Copy every line in the records below that contains the word "сокращенъ".

• • • •

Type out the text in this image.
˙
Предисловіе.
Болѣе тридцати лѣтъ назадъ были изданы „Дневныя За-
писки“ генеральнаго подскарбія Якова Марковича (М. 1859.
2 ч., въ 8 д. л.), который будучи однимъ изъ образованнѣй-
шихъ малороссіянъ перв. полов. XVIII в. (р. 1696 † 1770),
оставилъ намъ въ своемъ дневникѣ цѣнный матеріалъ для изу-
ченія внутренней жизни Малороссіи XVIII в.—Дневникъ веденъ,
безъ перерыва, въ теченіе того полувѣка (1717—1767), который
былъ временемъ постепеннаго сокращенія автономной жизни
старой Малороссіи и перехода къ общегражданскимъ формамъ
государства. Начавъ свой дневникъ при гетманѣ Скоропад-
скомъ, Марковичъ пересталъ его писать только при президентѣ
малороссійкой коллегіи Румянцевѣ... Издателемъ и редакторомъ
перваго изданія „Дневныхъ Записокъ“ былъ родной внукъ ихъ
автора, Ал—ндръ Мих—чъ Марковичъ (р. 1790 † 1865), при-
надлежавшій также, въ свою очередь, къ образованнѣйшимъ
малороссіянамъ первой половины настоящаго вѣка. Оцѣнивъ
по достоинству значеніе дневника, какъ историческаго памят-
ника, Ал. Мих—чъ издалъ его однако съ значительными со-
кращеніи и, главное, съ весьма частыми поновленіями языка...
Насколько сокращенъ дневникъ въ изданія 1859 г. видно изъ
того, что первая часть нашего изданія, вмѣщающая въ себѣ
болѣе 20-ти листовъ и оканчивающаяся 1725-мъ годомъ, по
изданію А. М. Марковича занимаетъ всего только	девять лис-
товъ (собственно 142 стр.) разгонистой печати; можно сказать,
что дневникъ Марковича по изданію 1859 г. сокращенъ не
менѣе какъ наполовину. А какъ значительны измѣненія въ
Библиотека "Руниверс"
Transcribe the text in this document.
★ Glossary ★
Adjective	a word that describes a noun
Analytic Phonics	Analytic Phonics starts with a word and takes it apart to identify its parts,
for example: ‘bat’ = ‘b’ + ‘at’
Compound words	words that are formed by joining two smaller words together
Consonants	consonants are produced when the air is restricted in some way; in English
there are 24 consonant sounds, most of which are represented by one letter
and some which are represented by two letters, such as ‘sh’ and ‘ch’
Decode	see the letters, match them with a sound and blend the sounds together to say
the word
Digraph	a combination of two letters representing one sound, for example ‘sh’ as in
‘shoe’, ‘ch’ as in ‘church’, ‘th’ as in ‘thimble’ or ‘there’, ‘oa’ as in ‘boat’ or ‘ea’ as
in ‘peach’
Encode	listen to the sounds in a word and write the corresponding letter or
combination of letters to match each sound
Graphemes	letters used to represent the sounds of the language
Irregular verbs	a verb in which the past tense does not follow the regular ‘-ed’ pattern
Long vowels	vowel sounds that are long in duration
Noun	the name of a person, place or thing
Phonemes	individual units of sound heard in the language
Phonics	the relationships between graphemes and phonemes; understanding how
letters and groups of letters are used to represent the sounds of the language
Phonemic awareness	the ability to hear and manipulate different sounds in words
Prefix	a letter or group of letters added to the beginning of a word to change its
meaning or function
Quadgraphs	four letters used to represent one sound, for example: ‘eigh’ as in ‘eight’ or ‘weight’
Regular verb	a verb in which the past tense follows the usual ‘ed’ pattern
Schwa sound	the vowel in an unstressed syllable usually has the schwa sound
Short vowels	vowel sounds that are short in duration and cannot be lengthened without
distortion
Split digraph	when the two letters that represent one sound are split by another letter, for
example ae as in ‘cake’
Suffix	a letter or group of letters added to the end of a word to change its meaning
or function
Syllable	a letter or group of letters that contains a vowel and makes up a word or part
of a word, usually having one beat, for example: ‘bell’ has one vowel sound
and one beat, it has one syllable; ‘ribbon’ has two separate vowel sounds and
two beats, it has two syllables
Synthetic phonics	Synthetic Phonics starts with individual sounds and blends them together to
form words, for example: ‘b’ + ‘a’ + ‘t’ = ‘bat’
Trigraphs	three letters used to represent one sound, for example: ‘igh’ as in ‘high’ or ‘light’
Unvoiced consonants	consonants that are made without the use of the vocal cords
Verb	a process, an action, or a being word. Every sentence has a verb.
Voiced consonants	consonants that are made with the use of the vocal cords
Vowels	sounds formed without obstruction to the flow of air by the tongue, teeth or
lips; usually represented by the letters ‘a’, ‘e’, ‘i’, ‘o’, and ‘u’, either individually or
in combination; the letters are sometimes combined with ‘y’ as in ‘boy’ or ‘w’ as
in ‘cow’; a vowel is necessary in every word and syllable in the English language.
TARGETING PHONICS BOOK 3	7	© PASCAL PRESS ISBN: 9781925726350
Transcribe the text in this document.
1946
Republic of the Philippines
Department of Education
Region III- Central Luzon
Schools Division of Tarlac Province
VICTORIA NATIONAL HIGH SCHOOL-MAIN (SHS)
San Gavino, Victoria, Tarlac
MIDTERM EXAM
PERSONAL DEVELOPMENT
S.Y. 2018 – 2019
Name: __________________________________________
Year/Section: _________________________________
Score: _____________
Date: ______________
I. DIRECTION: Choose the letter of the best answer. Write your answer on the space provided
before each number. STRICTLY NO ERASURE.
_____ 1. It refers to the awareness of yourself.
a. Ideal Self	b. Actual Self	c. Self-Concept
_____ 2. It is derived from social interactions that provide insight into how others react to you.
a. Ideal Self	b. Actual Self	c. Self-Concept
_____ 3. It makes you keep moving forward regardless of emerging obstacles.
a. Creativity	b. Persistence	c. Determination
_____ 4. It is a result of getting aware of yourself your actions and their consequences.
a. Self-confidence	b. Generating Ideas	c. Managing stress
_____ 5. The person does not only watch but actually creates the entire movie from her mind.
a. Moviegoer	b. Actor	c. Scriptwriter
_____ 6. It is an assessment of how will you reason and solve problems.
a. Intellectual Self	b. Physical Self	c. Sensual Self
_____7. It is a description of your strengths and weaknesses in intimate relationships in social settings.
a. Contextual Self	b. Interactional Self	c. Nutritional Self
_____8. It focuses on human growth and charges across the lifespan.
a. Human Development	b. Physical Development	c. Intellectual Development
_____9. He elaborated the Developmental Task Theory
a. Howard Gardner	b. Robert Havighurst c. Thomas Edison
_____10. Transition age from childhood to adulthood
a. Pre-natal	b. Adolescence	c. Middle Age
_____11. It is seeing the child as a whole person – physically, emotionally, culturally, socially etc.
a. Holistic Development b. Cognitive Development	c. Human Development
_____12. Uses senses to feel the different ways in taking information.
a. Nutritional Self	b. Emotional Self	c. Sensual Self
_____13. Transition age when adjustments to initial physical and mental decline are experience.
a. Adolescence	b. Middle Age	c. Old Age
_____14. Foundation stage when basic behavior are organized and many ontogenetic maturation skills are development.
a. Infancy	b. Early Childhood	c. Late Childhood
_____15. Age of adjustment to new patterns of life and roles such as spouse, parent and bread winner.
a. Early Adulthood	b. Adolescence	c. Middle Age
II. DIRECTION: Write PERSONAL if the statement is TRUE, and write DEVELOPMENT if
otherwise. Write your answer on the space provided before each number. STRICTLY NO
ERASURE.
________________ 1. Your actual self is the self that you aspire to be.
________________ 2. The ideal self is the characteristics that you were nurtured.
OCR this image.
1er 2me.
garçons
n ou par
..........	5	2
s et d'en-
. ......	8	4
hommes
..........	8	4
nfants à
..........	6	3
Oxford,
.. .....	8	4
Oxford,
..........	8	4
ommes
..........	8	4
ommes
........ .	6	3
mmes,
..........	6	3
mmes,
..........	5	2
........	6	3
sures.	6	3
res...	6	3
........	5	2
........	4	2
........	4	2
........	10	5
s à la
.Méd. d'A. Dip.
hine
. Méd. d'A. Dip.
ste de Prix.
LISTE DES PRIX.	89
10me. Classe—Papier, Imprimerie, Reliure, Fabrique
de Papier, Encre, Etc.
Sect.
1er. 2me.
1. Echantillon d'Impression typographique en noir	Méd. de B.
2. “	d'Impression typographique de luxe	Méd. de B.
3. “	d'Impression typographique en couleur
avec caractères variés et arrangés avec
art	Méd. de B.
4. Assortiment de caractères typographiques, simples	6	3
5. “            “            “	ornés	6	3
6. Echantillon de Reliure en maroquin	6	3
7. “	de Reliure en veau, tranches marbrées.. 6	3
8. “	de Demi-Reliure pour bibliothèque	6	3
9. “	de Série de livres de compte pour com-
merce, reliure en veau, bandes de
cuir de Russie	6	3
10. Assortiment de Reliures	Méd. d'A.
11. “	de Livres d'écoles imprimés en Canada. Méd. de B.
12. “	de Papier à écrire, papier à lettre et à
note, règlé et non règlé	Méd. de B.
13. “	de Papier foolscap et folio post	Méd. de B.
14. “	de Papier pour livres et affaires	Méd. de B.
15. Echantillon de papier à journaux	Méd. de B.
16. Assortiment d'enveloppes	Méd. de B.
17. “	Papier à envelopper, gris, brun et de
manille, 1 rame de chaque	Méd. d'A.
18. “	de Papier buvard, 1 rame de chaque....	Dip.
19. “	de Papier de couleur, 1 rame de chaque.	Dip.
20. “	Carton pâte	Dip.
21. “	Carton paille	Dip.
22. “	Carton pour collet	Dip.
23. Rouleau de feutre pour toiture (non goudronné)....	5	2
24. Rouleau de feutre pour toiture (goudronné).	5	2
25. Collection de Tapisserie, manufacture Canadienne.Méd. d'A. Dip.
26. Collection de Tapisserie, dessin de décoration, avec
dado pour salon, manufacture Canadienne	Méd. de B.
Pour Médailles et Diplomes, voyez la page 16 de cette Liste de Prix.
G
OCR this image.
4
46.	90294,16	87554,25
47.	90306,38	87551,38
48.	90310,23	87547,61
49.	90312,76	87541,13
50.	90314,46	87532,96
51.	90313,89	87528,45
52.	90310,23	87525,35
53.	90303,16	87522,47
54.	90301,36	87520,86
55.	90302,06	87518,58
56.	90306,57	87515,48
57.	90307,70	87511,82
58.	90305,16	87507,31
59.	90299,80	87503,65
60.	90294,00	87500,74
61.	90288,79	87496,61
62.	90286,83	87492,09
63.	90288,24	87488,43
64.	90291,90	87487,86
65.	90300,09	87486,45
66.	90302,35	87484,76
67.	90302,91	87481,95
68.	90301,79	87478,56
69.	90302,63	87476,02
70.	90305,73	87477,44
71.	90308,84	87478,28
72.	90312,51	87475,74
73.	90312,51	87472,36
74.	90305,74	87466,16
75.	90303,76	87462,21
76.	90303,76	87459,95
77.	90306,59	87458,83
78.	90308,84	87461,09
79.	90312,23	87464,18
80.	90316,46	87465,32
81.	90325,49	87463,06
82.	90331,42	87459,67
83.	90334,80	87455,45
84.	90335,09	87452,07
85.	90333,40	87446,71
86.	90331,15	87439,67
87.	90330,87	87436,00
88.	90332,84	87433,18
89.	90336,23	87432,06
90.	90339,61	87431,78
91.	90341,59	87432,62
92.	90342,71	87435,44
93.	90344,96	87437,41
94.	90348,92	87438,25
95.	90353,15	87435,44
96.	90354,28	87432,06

• • • •

» **Result**
Насколько сокращенъ дневникъ въ изданія 1859 г. видно изъ
что дневникъ Марковича по изданію 1859 г. сокращенъ не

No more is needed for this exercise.